#### Quoted text:

___

Config Extension for New Env Vars

# config.py (extended)
from pydantic_settings import BaseSettings

class Settings(BaseSettings):
    # Existing
    data_dir: str = "/app/data"

    # Phase 1 additions
    database_url: str = "postgresql+psycopg://docuvault_app:changeme@postgres/docuvault"
    database_migrate_url: str = "postgresql+psycopg://docuvault_migrate:changeme@postgres/docuvault"
    minio_endpoint: str = "minio:9000"
    minio_access_key: str = "docuvault_app"
    minio_secret_key: str = "changeme"
    minio_bucket: str = "docuvault"
    redis_url: str = "redis://:changeme@redis:6379/0"
    secret_key: str = "CHANGEME"  # documented for Phase 2; not read in Phase 1

    class Config:
        env_file = ".env"
        env_file_encoding = "utf-8"

settings = Settings()

State of the Art

Old Approach	Current Approach	When Changed	Impact
`asyncpg` as the only async PostgreSQL dialect	`psycopg` v3 supports both sync + async via one package	2022 (psycopg v3 release)	Single driver for Alembic + FastAPI; no separate sync/async packages
`alembic init` (sync template)	`alembic init -t async` for async engine migrations	Alembic 1.7+	env.py template pre-configured for asyncio; no manual async wiring
`async_sessionmaker` equivalent was `sessionmaker` with separate import	`async_sessionmaker` is a first-class API in SQLAlchemy 2.0	SQLAlchemy 2.0 (2023)	Cleaner factory pattern without subclassing
MinIO Docker image included `curl` for healthchecks	`curl` removed from image; `mc ready local` is the new healthcheck	October 2023	Existing tutorials with `curl -f` healthcheck will silently fail on current images
`FastAPI BackgroundTasks` for async post-request work	Celery + Redis for distributed, reliable task queues	Ongoing	`BackgroundTasks` is per-instance and has no retry; Celery is cross-instance

Deprecated/outdated:

filelock dependency: can be removed from backend/requirements.txt once services/storage.py is replaced (CONCERNS.md item 14 identifies the unused shutil import; same cleanup applies to filelock).
Per-document .lock files in data/metadata/: deleted with data/ directory contents (D-04).
psycopg2 (old driver): not installed and not needed; psycopg v3 is the replacement.
Sync file I/O in async handlers (CONCERNS.md item 6): resolved entirely by switching to async SQLAlchemy.

___

#### Exercises:
A – Reproduce the portion of the DocuVault config notes starting at "filelock dependency: can" and ending at "applies to filelock).".
B – Using the DocuVault config notes, answer each question on its own line:
(i) What is the default value of minio_bucket?
(ii) What command is now the MinIO healthcheck?
(iii) Which driver replaces psycopg2?
C – Decide whether each statement agrees with the DocuVault config notes, answering yes or no and quoting the words that decide it:
(i) The secret_key setting is read in Phase 1.
(ii) SQLAlchemy 2.0 offers async_sessionmaker as a first-class API.
(iii) FastAPI BackgroundTasks provides retries.
The lines after this point come from a separate source.

#### Supplied material:

___

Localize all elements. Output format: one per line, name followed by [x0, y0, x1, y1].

___

#### Solutions for each task:
A –
filelock dependency: can be removed from backend/requirements.txt once services/storage.py is replaced (CONCERNS.md item 14 identifies the unused shutil import; same cleanup applies to filelock).

B –
(i) "docuvault"
(ii) `mc ready local`
(iii) psycopg v3

C –
(i) No: "documented for Phase 2; not read in Phase 1"
(ii) Yes: "`async_sessionmaker` is a first-class API in SQLAlchemy 2.0"
(iii) No: "`BackgroundTasks` is per-instance and has no retry"